** start EXERCISE MATERIAL **
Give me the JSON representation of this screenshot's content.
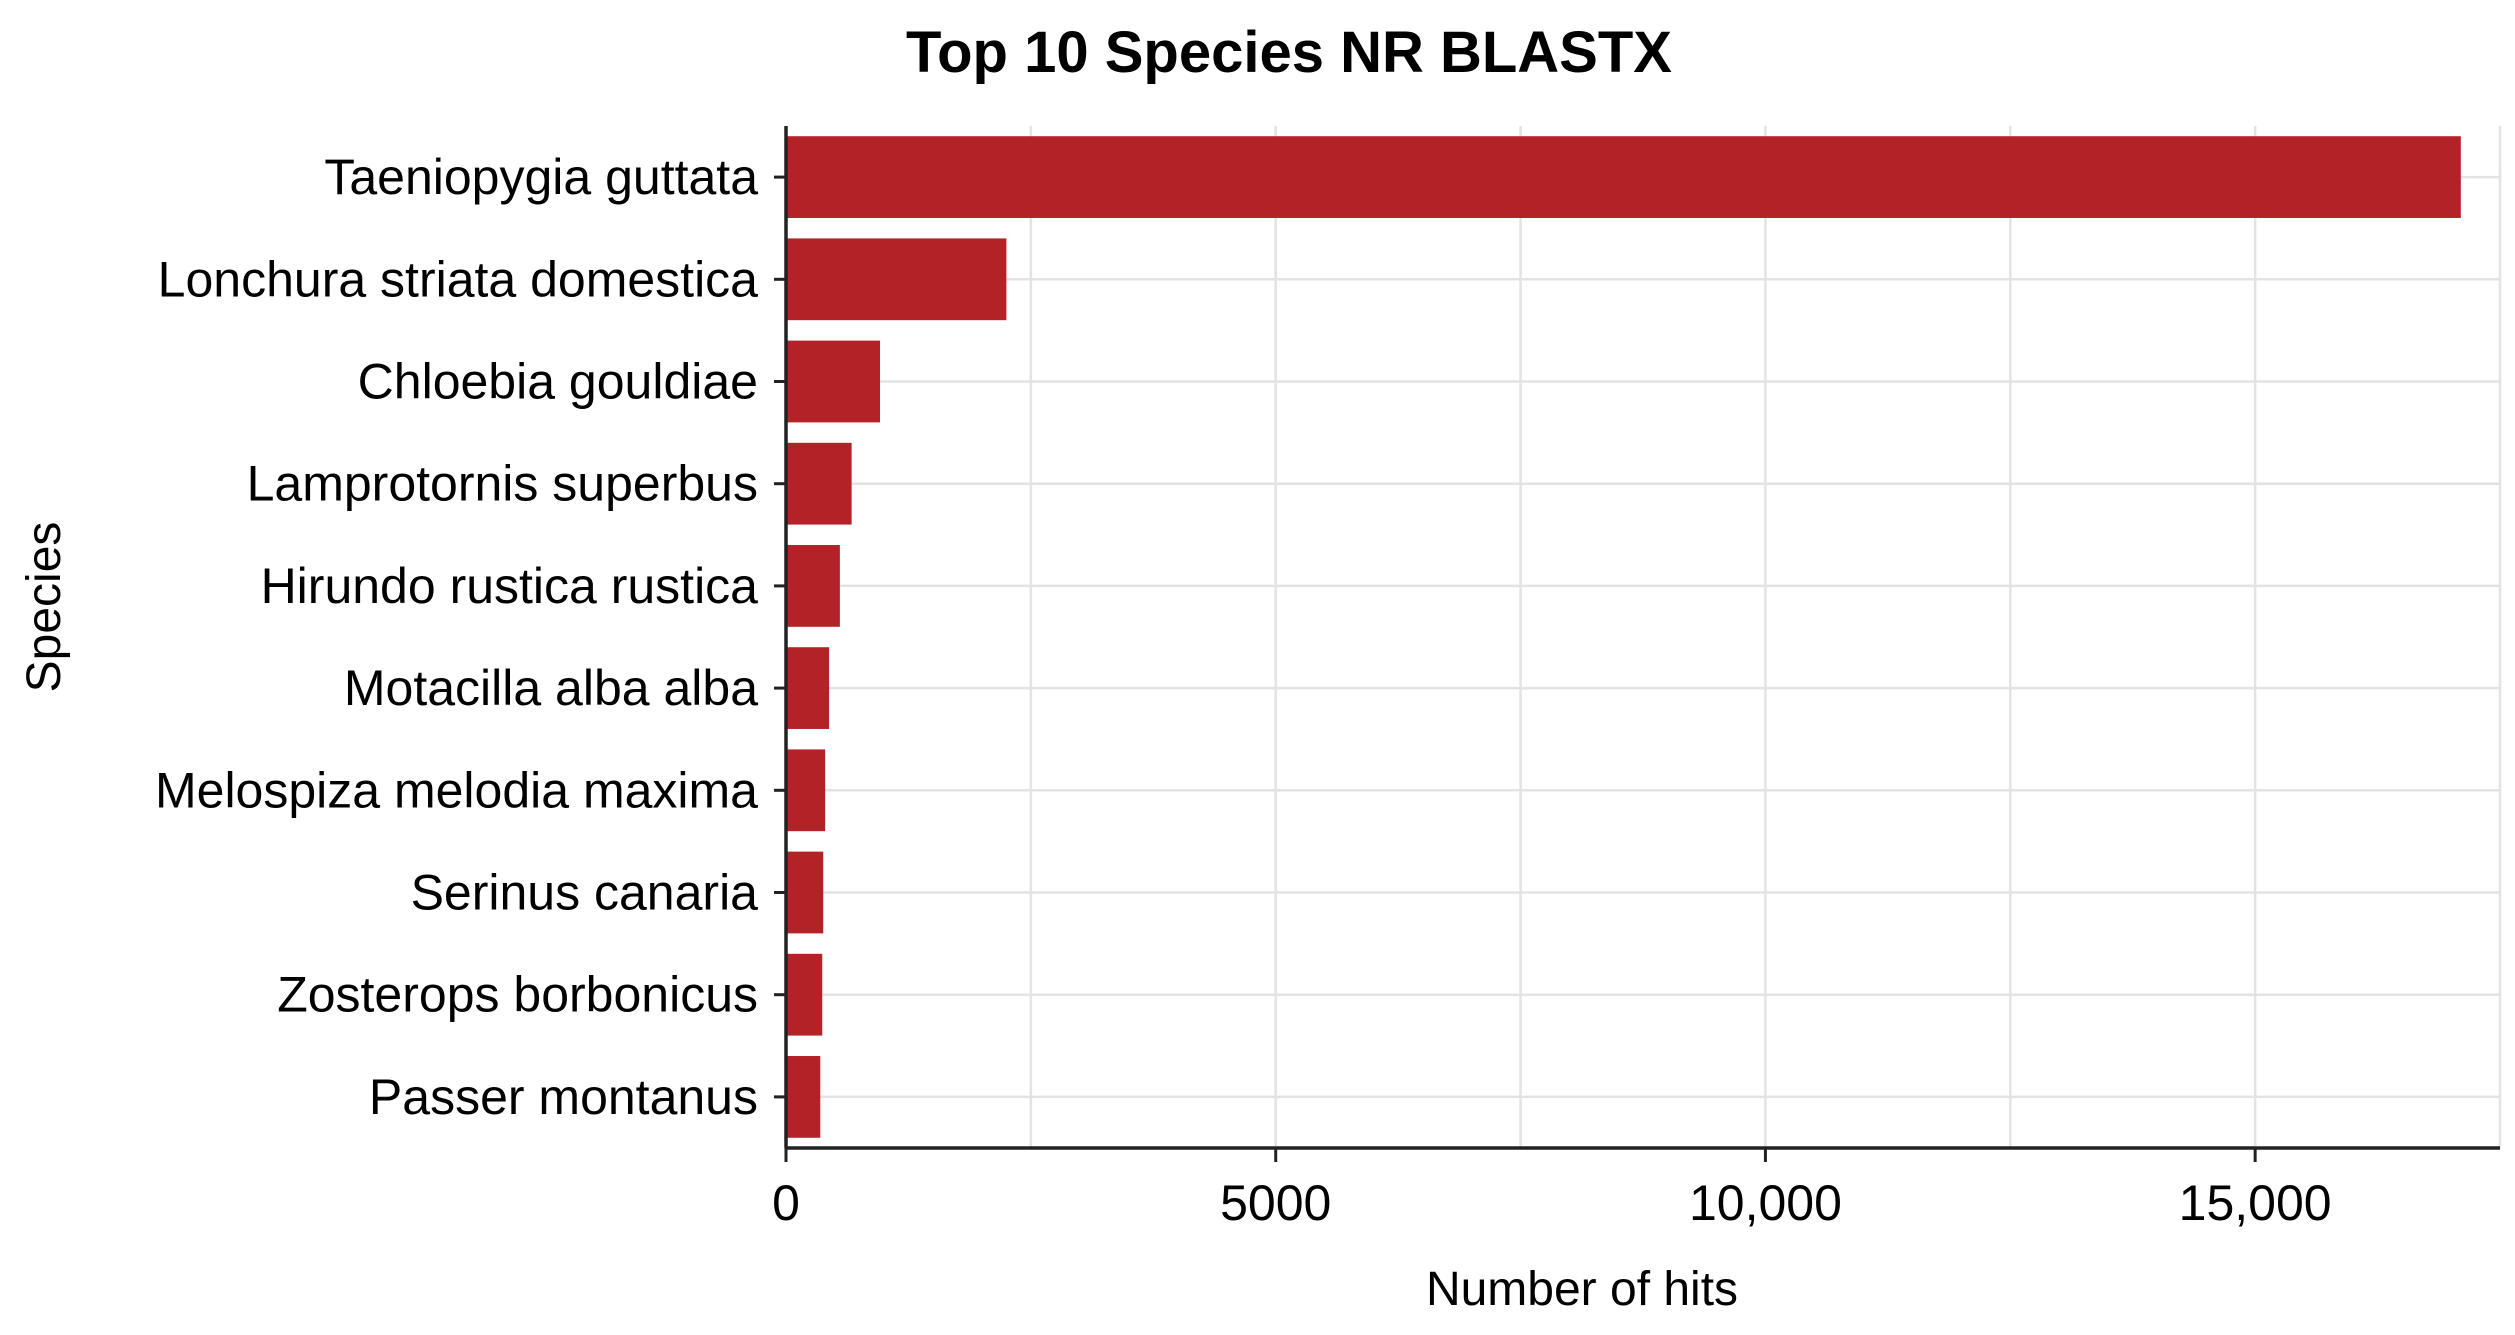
{
  "chart_data": {
    "type": "bar",
    "orientation": "horizontal",
    "title": "Top 10 Species NR BLASTX",
    "xlabel": "Number of hits",
    "ylabel": "Species",
    "categories": [
      "Taeniopygia guttata",
      "Lonchura striata domestica",
      "Chloebia gouldiae",
      "Lamprotornis superbus",
      "Hirundo rustica rustica",
      "Motacilla alba alba",
      "Melospiza melodia maxima",
      "Serinus canaria",
      "Zosterops borbonicus",
      "Passer montanus"
    ],
    "values": [
      17100,
      2250,
      960,
      670,
      550,
      440,
      400,
      380,
      370,
      350
    ],
    "xlim": [
      0,
      17500
    ],
    "xticks": [
      0,
      5000,
      10000,
      15000
    ],
    "xtick_labels": [
      "0",
      "5000",
      "10,000",
      "15,000"
    ],
    "grid": true,
    "bar_color": "#b22226",
    "grid_color": "#e3e3e3"
  }
}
** end EXERCISE MATERIAL **
INSTRUCTION >> State how many lines of the entries above include the word "Species", offering no text other than the number.

EXPECTED ANSWER >> 2